Prompt: Retype each line exactly. Skip images.

______________________________

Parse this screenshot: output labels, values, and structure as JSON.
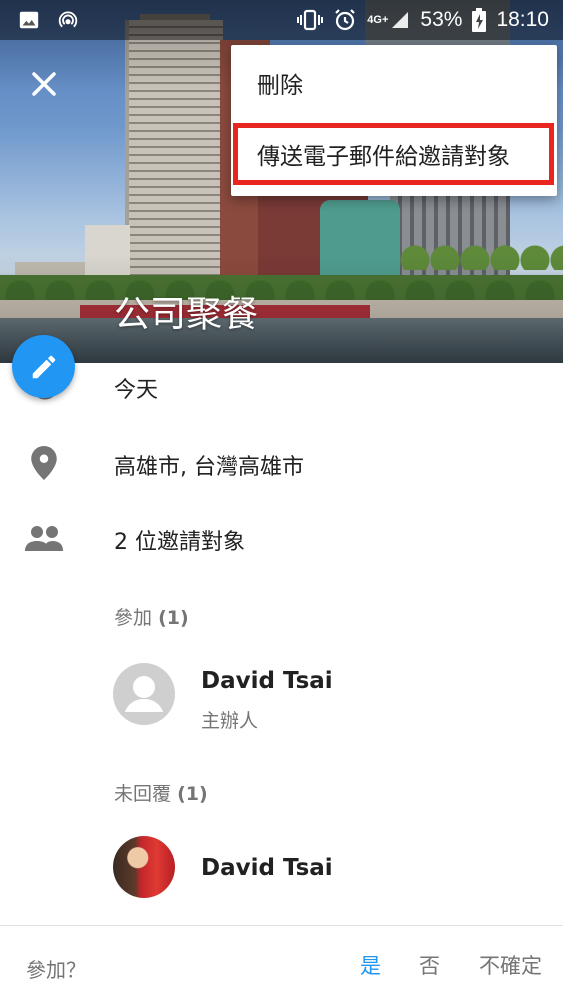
{
  "status_bar": {
    "network_badge": "4G+",
    "battery": "53%",
    "time": "18:10",
    "icons": [
      "image-icon",
      "hotspot-icon",
      "vibrate-icon",
      "alarm-icon",
      "signal-icon",
      "battery-charging-icon"
    ]
  },
  "header": {
    "close_icon": "close-icon",
    "title": "公司聚餐"
  },
  "menu": {
    "delete": "刪除",
    "email_guests": "傳送電子郵件給邀請對象"
  },
  "details": {
    "date": "今天",
    "location": "高雄市, 台灣高雄市",
    "guests_summary": "2 位邀請對象"
  },
  "attending": {
    "label": "參加",
    "count": "(1)",
    "guests": [
      {
        "name": "David Tsai",
        "role": "主辦人"
      }
    ]
  },
  "no_reply": {
    "label": "未回覆",
    "count": "(1)",
    "guests": [
      {
        "name": "David Tsai"
      }
    ]
  },
  "rsvp": {
    "question": "參加？",
    "yes": "是",
    "no": "否",
    "maybe": "不確定"
  },
  "colors": {
    "accent": "#2196f3",
    "highlight_border": "#e8261f",
    "secondary_text": "#757575"
  }
}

______________________________

Task result:
Parse this screenshot: output labels, values, and structure as JSON.
{
  "status_bar": {
    "network_badge": "4G+",
    "battery": "53%",
    "time": "18:10",
    "icons": [
      "image-icon",
      "hotspot-icon",
      "vibrate-icon",
      "alarm-icon",
      "signal-icon",
      "battery-charging-icon"
    ]
  },
  "header": {
    "close_icon": "close-icon",
    "title": "公司聚餐"
  },
  "menu": {
    "delete": "刪除",
    "email_guests": "傳送電子郵件給邀請對象"
  },
  "details": {
    "date": "今天",
    "location": "高雄市, 台灣高雄市",
    "guests_summary": "2 位邀請對象"
  },
  "attending": {
    "label": "參加",
    "count": "(1)",
    "guests": [
      {
        "name": "David Tsai",
        "role": "主辦人"
      }
    ]
  },
  "no_reply": {
    "label": "未回覆",
    "count": "(1)",
    "guests": [
      {
        "name": "David Tsai"
      }
    ]
  },
  "rsvp": {
    "question": "參加？",
    "yes": "是",
    "no": "否",
    "maybe": "不確定"
  },
  "colors": {
    "accent": "#2196f3",
    "highlight_border": "#e8261f",
    "secondary_text": "#757575"
  }
}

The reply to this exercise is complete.